> _Direction_: Copy every line of the records below that holds the word "techniques".
_ _ _ _ _ _ _
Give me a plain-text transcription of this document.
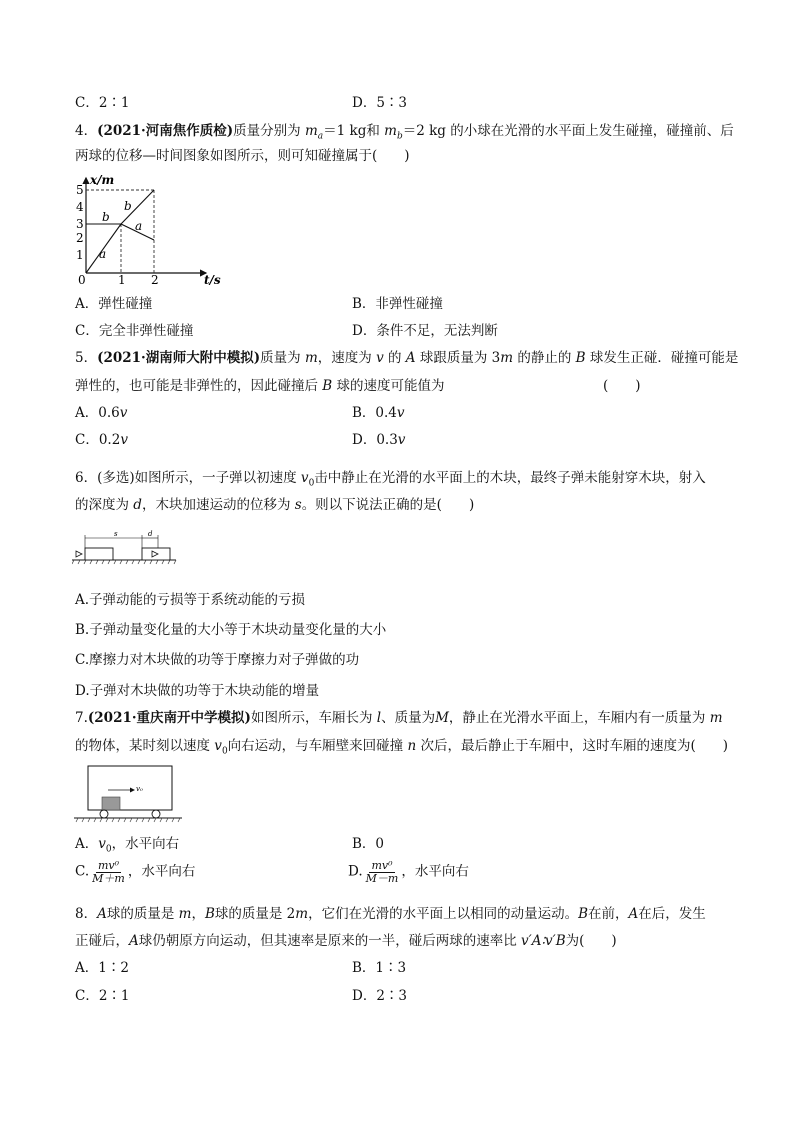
C．2∶1	D．5∶3
4．(2021·河南焦作质检)质量分别为 $m_a=1$ kg和 $m_b=2$ kg 的小球在光滑的水平面上发生碰撞，碰撞前、后
两球的位移—时间图象如图所示，则可知碰撞属于(　　)
x/m
t/s
1
2
3
4
5
0	1 2
b
a
b
a
A．弹性碰撞	B．非弹性碰撞
C．完全非弹性碰撞	D．条件不足，无法判断
5．(2021·湖南师大附中模拟)质量为 m，速度为 v 的 A 球跟质量为 3m 的静止的 B 球发生正碰．碰撞可能是
弹性的，也可能是非弹性的，因此碰撞后 B 球的速度可能值为	(　　)
A．0.6v	B．0.4v
C．0.2v	D．0.3v
6．(多选)如图所示，一子弹以初速度 $v_0$击中静止在光滑的水平面上的木块，最终子弹未能射穿木块，射入
的深度为 d，木块加速运动的位移为 s。则以下说法正确的是(　　)
s	d
A.子弹动能的亏损等于系统动能的亏损
B.子弹动量变化量的大小等于木块动量变化量的大小
C.摩擦力对木块做的功等于摩擦力对子弹做的功
D.子弹对木块做的功等于木块动能的增量
7.(2021·重庆南开中学模拟)如图所示，车厢长为 l、质量为M，静止在光滑水平面上，车厢内有一质量为 m
的物体，某时刻以速度 $v_0$向右运动，与车厢壁来回碰撞 n 次后，最后静止于车厢中，这时车厢的速度为(　　)
v₀
A．$v_0$，水平向右	B．0
C. $\frac{\text{mv⁰}}{M+m}$ ，水平向右	D. $\frac{\text{mv⁰}}{M-m}$ ，水平向右
8．A球的质量是 m，B球的质量是 2m，它们在光滑的水平面上以相同的动量运动。B在前，A在后，发生
正碰后，A球仍朝原方向运动，但其速率是原来的一半，碰后两球的速率比 v′A∶v′B为(　　)
A．1∶2	B．1∶3
C．2∶1	D．2∶3
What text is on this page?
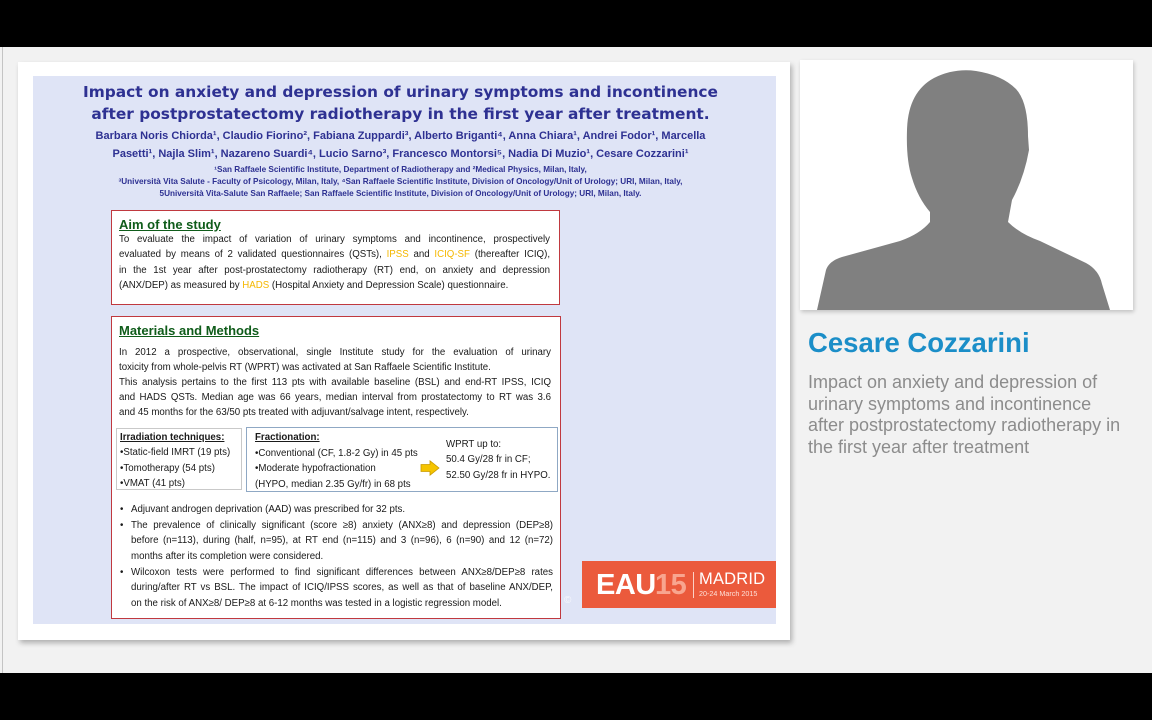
Impact on anxiety and depression of urinary symptoms and incontinence
after postprostatectomy radiotherapy in the first year after treatment.
Barbara Noris Chiorda¹, Claudio Fiorino², Fabiana Zuppardi³, Alberto Briganti⁴, Anna Chiara¹, Andrei Fodor¹, Marcella
Pasetti¹, Najla Slim¹, Nazareno Suardi⁴, Lucio Sarno³, Francesco Montorsi⁵, Nadia Di Muzio¹, Cesare Cozzarini¹
¹San Raffaele Scientific Institute, Department of Radiotherapy and ²Medical Physics, Milan, Italy,
³Università Vita Salute - Faculty of Psicology, Milan, Italy, ⁴San Raffaele Scientific Institute, Division of Oncology/Unit of Urology; URI, Milan, Italy,
5Università Vita-Salute San Raffaele; San Raffaele Scientific Institute, Division of Oncology/Unit of Urology; URI, Milan, Italy.
Aim of the study
To evaluate the impact of variation of urinary symptoms and incontinence, prospectively
evaluated by means of 2 validated questionnaires (QSTs), IPSS and ICIQ-SF (thereafter ICIQ),
in the 1st year after post-prostatectomy radiotherapy (RT) end, on anxiety and depression
(ANX/DEP) as measured by HADS (Hospital Anxiety and Depression Scale) questionnaire.
Materials and Methods
In 2012 a prospective, observational, single Institute study for the evaluation of urinary
toxicity from whole-pelvis RT (WPRT) was activated at San Raffaele Scientific Institute.
This analysis pertains to the first 113 pts with available baseline (BSL) and end-RT IPSS, ICIQ
and HADS QSTs. Median age was 66 years, median interval from prostatectomy to RT was 3.6
and 45 months for the 63/50 pts treated with adjuvant/salvage intent, respectively.
Irradiation techniques:
•Static-field IMRT (19 pts)
•Tomotherapy (54 pts)
•VMAT (41 pts)
Fractionation:
•Conventional (CF, 1.8-2 Gy) in 45 pts
•Moderate hypofractionation
(HYPO, median 2.35 Gy/fr) in 68 pts
WPRT up to:
50.4 Gy/28 fr in CF;
52.50 Gy/28 fr in HYPO.
• Adjuvant androgen deprivation (AAD) was prescribed for 32 pts.
• The prevalence of clinically significant (score ≥8) anxiety (ANX≥8) and depression (DEP≥8)
before (n=113), during (half, n=95), at RT end (n=115) and 3 (n=96), 6 (n=90) and 12 (n=72)
months after its completion were considered.
• Wilcoxon tests were performed to find significant differences between ANX≥8/DEP≥8 rates
during/after RT vs BSL. The impact of ICIQ/IPSS scores, as well as that of baseline ANX/DEP,
on the risk of ANX≥8/ DEP≥8 at 6-12 months was tested in a logistic regression model.	© EAU 15 MADRID
20-24 March 2015
Cesare Cozzarini
Impact on anxiety and depression of urinary symptoms and incontinence after postprostatectomy radiotherapy in the first year after treatment
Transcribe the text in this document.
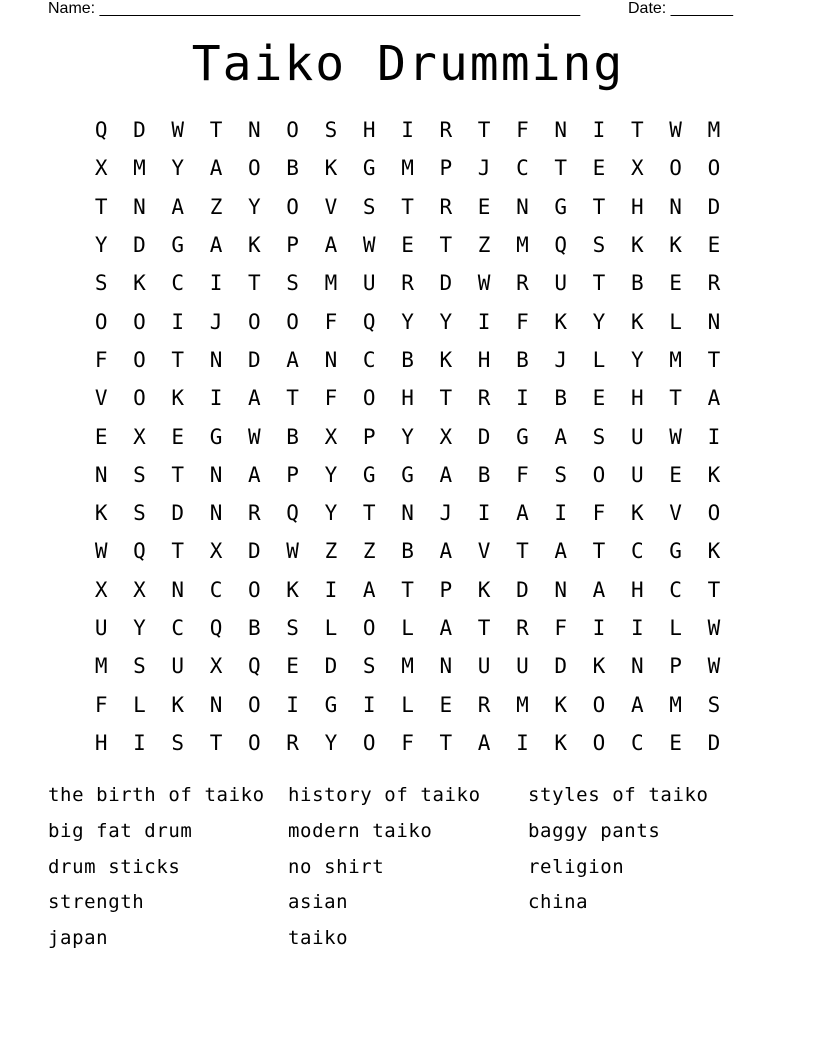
Name: ______________________________________________________	Date: _______
Taiko Drumming
Q	D	W	T	N	O	S	H	I	R	T	F	N	I	T	W	M
X	M	Y	A	O	B	K	G	M	P	J	C	T	E	X	O	O
T	N	A	Z	Y	O	V	S	T	R	E	N	G	T	H	N	D
Y	D	G	A	K	P	A	W	E	T	Z	M	Q	S	K	K	E
S	K	C	I	T	S	M	U	R	D	W	R	U	T	B	E	R
O	O	I	J	O	O	F	Q	Y	Y	I	F	K	Y	K	L	N
F	O	T	N	D	A	N	C	B	K	H	B	J	L	Y	M	T
V	O	K	I	A	T	F	O	H	T	R	I	B	E	H	T	A
E	X	E	G	W	B	X	P	Y	X	D	G	A	S	U	W	I
N	S	T	N	A	P	Y	G	G	A	B	F	S	O	U	E	K
K	S	D	N	R	Q	Y	T	N	J	I	A	I	F	K	V	O
W	Q	T	X	D	W	Z	Z	B	A	V	T	A	T	C	G	K
X	X	N	C	O	K	I	A	T	P	K	D	N	A	H	C	T
U	Y	C	Q	B	S	L	O	L	A	T	R	F	I	I	L	W
M	S	U	X	Q	E	D	S	M	N	U	U	D	K	N	P	W
F	L	K	N	O	I	G	I	L	E	R	M	K	O	A	M	S
H	I	S	T	O	R	Y	O	F	T	A	I	K	O	C	E	D
the birth of taiko	history of taiko	styles of taiko
big fat drum	modern taiko	baggy pants
drum sticks	no shirt	religion
strength	asian	china
japan	taiko
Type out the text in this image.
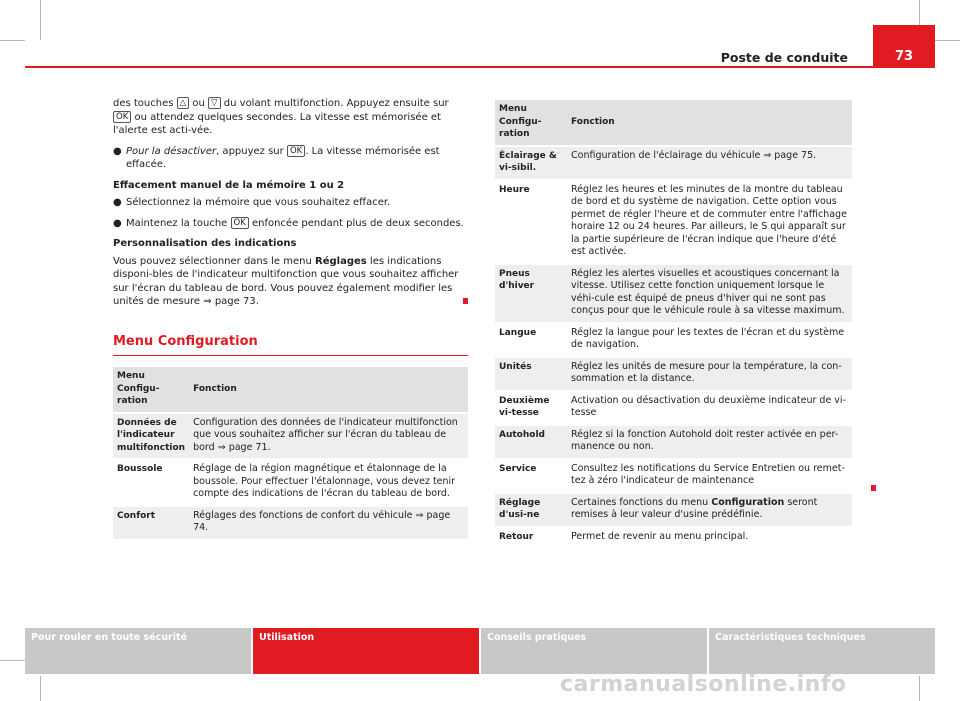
Poste de conduite	73

des touches △ ou ▽ du volant multifonction. Appuyez ensuite sur OK ou attendez quelques secondes. La vitesse est mémorisée et l'alerte est acti-vée.

● Pour la désactiver, appuyez sur OK . La vitesse mémorisée est effacée.
Effacement manuel de la mémoire 1 ou 2
● Sélectionnez la mémoire que vous souhaitez effacer.
● Maintenez la touche OK enfoncée pendant plus de deux secondes.
Personnalisation des indications

Vous pouvez sélectionner dans le menu Réglages les indications disponi-bles de l'indicateur multifonction que vous souhaitez afficher sur l'écran du tableau de bord. Vous pouvez également modifier les unités de mesure ⇒ page 73.

Menu Configuration
Menu Configu-ration	Fonction
Données de l'indicateur multifonction	Configuration des données de l'indicateur multifonction que vous souhaitez afficher sur l'écran du tableau de bord ⇒ page 71.
Boussole	Réglage de la région magnétique et étalonnage de la boussole. Pour effectuer l'étalonnage, vous devez tenir compte des indications de l'écran du tableau de bord.
Confort	Réglages des fonctions de confort du véhicule ⇒ page 74.
Menu Configu-ration	Fonction
Éclairage & vi-sibil.	Configuration de l'éclairage du véhicule ⇒ page 75.
Heure	Réglez les heures et les minutes de la montre du tableau de bord et du système de navigation. Cette option vous permet de régler l'heure et de commuter entre l'affichage horaire 12 ou 24 heures. Par ailleurs, le S qui apparaît sur la partie supérieure de l'écran indique que l'heure d'été est activée.
Pneus d'hiver	Réglez les alertes visuelles et acoustiques concernant la vitesse. Utilisez cette fonction uniquement lorsque le véhi-cule est équipé de pneus d'hiver qui ne sont pas conçus pour que le véhicule roule à sa vitesse maximum.
Langue	Réglez la langue pour les textes de l'écran et du système de navigation.
Unités	Réglez les unités de mesure pour la température, la con-sommation et la distance.
Deuxième vi-tesse	Activation ou désactivation du deuxième indicateur de vi-tesse
Autohold	Réglez si la fonction Autohold doit rester activée en per-manence ou non.
Service	Consultez les notifications du Service Entretien ou remet-tez à zéro l'indicateur de maintenance
Réglage d'usi-ne	Certaines fonctions du menu Configuration seront remises à leur valeur d'usine prédéfinie.
Retour	Permet de revenir au menu principal.
Pour rouler en toute sécurité	Utilisation	Conseils pratiques	Caractéristiques techniques
carmanualsonline.info
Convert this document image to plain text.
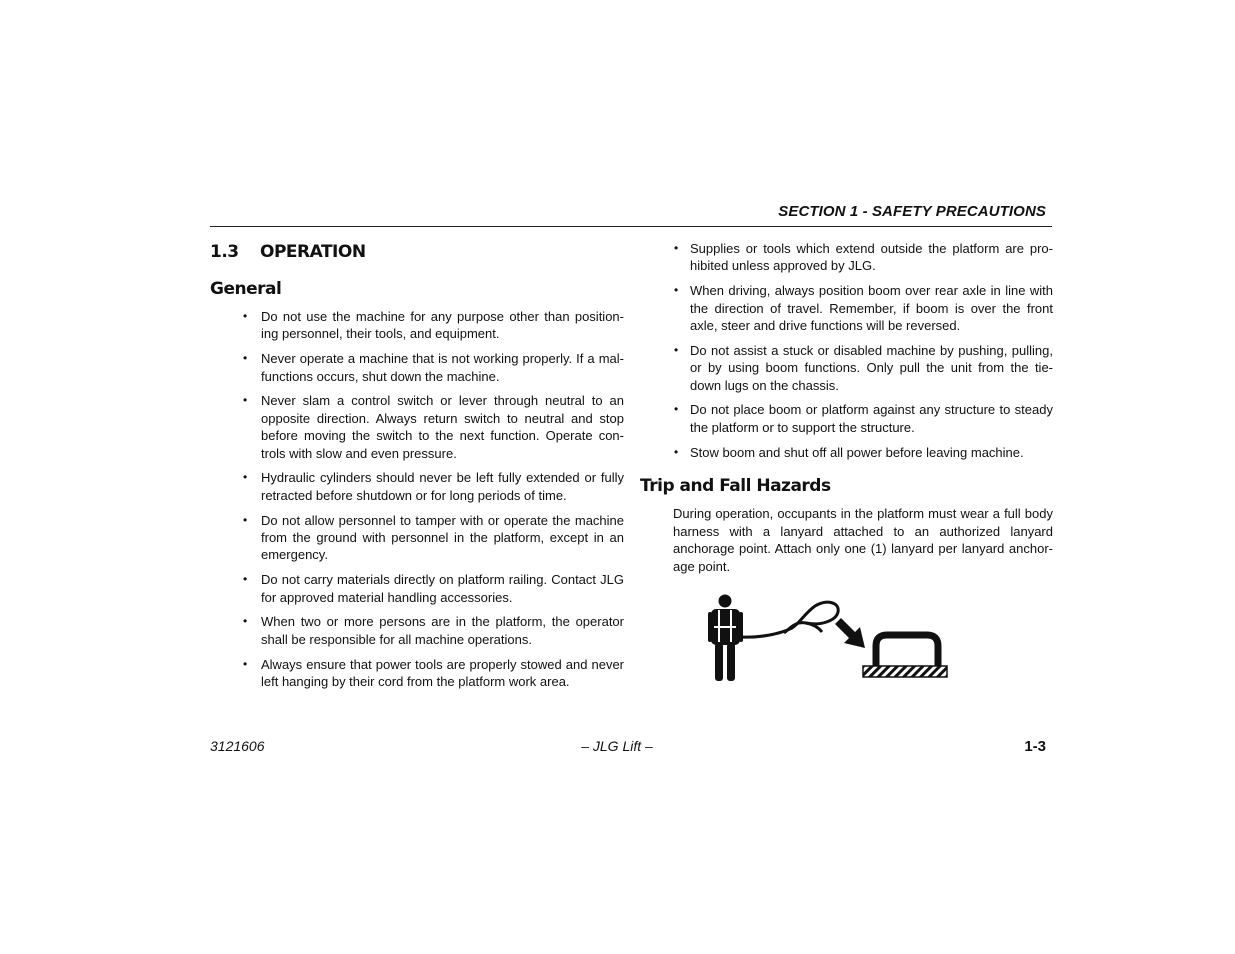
SECTION 1 - SAFETY PRECAUTIONS
1.3 OPERATION
General
• Do not use the machine for any purpose other than position-ing personnel, their tools, and equipment.
• Never operate a machine that is not working properly. If a mal-functions occurs, shut down the machine.
• Never slam a control switch or lever through neutral to an opposite direction. Always return switch to neutral and stop before moving the switch to the next function. Operate con-trols with slow and even pressure.
• Hydraulic cylinders should never be left fully extended or fully retracted before shutdown or for long periods of time.
• Do not allow personnel to tamper with or operate the machine from the ground with personnel in the platform, except in an emergency.
• Do not carry materials directly on platform railing. Contact JLG for approved material handling accessories.
• When two or more persons are in the platform, the operator shall be responsible for all machine operations.
• Always ensure that power tools are properly stowed and never left hanging by their cord from the platform work area.
• Supplies or tools which extend outside the platform are pro-hibited unless approved by JLG.
• When driving, always position boom over rear axle in line with the direction of travel. Remember, if boom is over the front axle, steer and drive functions will be reversed.
• Do not assist a stuck or disabled machine by pushing, pulling, or by using boom functions. Only pull the unit from the tie-down lugs on the chassis.
• Do not place boom or platform against any structure to steady the platform or to support the structure.
• Stow boom and shut off all power before leaving machine.
Trip and Fall Hazards

During operation, occupants in the platform must wear a full body harness with a lanyard attached to an authorized lanyard anchorage point. Attach only one (1) lanyard per lanyard anchor-age point.

3121606	– JLG Lift –	1-3
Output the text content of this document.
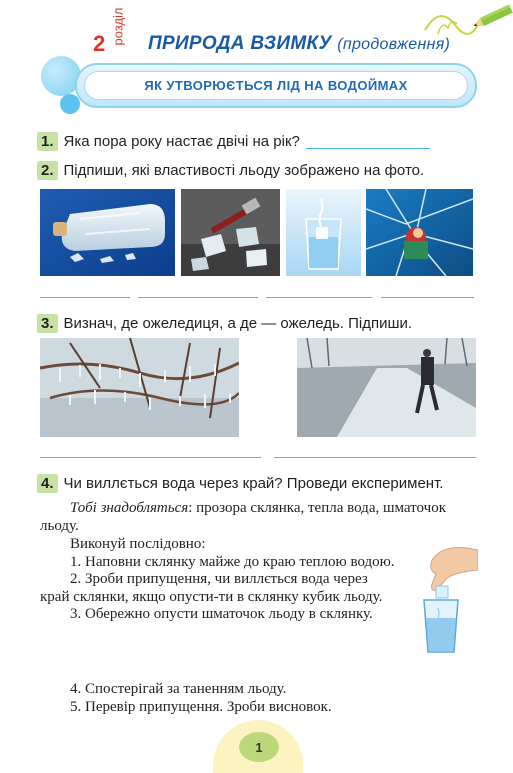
2 розділ ПРИРОДА ВЗИМКУ (продовження)
ЯК УТВОРЮЄТЬСЯ ЛІД НА ВОДОЙМАХ
1. Яка пора року настає двічі на рік?
2. Підпиши, які властивості льоду зображено на фото.
3. Визнач, де ожеледиця, а де — ожеледь. Підпиши.
4. Чи виллється вода через край? Проведи експеримент.

Тобі знадобляться: прозора склянка, тепла вода, шматочок льоду.

Виконуй послідовно:

1. Наповни склянку майже до краю теплою водою.

2. Зроби припущення, чи виллється вода через край склянки, якщо опусти-ти в склянку кубик льоду.

3. Обережно опусти шматочок льоду в склянку.

4. Спостерігай за таненням льоду.

5. Перевір припущення. Зроби висновок.

1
_ _ _ _ _ _ _
> _Answer to the exercise_:
Irradiation techniques:
Pour rouler en toute sécurité	Utilisation	Conseils pratiques	Caractéristiques techniques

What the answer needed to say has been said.